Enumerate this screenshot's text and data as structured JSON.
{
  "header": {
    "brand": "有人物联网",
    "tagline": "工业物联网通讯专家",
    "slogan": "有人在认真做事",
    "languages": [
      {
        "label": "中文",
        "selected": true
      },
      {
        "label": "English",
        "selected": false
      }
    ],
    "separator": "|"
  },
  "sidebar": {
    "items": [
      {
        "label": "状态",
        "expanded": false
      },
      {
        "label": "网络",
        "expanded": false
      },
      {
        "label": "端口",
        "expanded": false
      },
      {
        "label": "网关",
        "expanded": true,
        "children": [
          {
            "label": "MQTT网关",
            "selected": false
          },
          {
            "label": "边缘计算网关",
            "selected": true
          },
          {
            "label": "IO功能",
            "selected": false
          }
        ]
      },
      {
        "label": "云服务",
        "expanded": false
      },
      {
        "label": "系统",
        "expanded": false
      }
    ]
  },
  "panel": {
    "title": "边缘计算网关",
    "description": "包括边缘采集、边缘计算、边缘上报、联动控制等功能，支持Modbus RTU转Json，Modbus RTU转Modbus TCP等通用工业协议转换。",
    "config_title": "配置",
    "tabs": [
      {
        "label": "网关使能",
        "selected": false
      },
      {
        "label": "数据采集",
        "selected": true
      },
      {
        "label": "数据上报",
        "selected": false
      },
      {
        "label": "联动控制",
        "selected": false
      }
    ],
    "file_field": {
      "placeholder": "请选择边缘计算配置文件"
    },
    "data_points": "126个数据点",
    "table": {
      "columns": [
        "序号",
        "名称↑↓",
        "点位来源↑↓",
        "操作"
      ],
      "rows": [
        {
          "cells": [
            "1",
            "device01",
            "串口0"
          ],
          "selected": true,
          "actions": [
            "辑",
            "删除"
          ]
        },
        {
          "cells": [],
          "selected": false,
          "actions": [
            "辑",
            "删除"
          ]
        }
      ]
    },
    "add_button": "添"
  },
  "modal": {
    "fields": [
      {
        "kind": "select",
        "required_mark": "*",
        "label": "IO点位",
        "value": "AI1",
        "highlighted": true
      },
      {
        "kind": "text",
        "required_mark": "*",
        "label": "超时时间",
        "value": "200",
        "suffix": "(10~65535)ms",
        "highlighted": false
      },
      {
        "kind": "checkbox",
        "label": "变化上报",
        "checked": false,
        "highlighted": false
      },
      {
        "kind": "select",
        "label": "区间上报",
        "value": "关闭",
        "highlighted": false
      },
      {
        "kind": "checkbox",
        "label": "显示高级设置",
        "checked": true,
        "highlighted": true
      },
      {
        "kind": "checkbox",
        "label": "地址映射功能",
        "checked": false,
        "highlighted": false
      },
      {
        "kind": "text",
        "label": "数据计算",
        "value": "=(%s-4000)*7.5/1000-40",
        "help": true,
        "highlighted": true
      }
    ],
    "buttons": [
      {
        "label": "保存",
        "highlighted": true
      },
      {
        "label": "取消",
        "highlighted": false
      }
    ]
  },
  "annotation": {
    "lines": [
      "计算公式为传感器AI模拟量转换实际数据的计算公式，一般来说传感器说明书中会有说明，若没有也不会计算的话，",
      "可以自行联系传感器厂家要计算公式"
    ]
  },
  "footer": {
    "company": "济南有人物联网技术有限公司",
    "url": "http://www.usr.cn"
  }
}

◆ What to produce: Every record shown above must be echoed exactly.

◆ Written response:
Enumerate this screenshot's text and data as structured JSON.
{
  "header": {
    "brand": "有人物联网",
    "tagline": "工业物联网通讯专家",
    "slogan": "有人在认真做事",
    "languages": [
      {
        "label": "中文",
        "selected": true
      },
      {
        "label": "English",
        "selected": false
      }
    ],
    "separator": "|"
  },
  "sidebar": {
    "items": [
      {
        "label": "状态",
        "expanded": false
      },
      {
        "label": "网络",
        "expanded": false
      },
      {
        "label": "端口",
        "expanded": false
      },
      {
        "label": "网关",
        "expanded": true,
        "children": [
          {
            "label": "MQTT网关",
            "selected": false
          },
          {
            "label": "边缘计算网关",
            "selected": true
          },
          {
            "label": "IO功能",
            "selected": false
          }
        ]
      },
      {
        "label": "云服务",
        "expanded": false
      },
      {
        "label": "系统",
        "expanded": false
      }
    ]
  },
  "panel": {
    "title": "边缘计算网关",
    "description": "包括边缘采集、边缘计算、边缘上报、联动控制等功能，支持Modbus RTU转Json，Modbus RTU转Modbus TCP等通用工业协议转换。",
    "config_title": "配置",
    "tabs": [
      {
        "label": "网关使能",
        "selected": false
      },
      {
        "label": "数据采集",
        "selected": true
      },
      {
        "label": "数据上报",
        "selected": false
      },
      {
        "label": "联动控制",
        "selected": false
      }
    ],
    "file_field": {
      "placeholder": "请选择边缘计算配置文件"
    },
    "data_points": "126个数据点",
    "table": {
      "columns": [
        "序号",
        "名称↑↓",
        "点位来源↑↓",
        "操作"
      ],
      "rows": [
        {
          "cells": [
            "1",
            "device01",
            "串口0"
          ],
          "selected": true,
          "actions": [
            "辑",
            "删除"
          ]
        },
        {
          "cells": [],
          "selected": false,
          "actions": [
            "辑",
            "删除"
          ]
        }
      ]
    },
    "add_button": "添"
  },
  "modal": {
    "fields": [
      {
        "kind": "select",
        "required_mark": "*",
        "label": "IO点位",
        "value": "AI1",
        "highlighted": true
      },
      {
        "kind": "text",
        "required_mark": "*",
        "label": "超时时间",
        "value": "200",
        "suffix": "(10~65535)ms",
        "highlighted": false
      },
      {
        "kind": "checkbox",
        "label": "变化上报",
        "checked": false,
        "highlighted": false
      },
      {
        "kind": "select",
        "label": "区间上报",
        "value": "关闭",
        "highlighted": false
      },
      {
        "kind": "checkbox",
        "label": "显示高级设置",
        "checked": true,
        "highlighted": true
      },
      {
        "kind": "checkbox",
        "label": "地址映射功能",
        "checked": false,
        "highlighted": false
      },
      {
        "kind": "text",
        "label": "数据计算",
        "value": "=(%s-4000)*7.5/1000-40",
        "help": true,
        "highlighted": true
      }
    ],
    "buttons": [
      {
        "label": "保存",
        "highlighted": true
      },
      {
        "label": "取消",
        "highlighted": false
      }
    ]
  },
  "annotation": {
    "lines": [
      "计算公式为传感器AI模拟量转换实际数据的计算公式，一般来说传感器说明书中会有说明，若没有也不会计算的话，",
      "可以自行联系传感器厂家要计算公式"
    ]
  },
  "footer": {
    "company": "济南有人物联网技术有限公司",
    "url": "http://www.usr.cn"
  }
}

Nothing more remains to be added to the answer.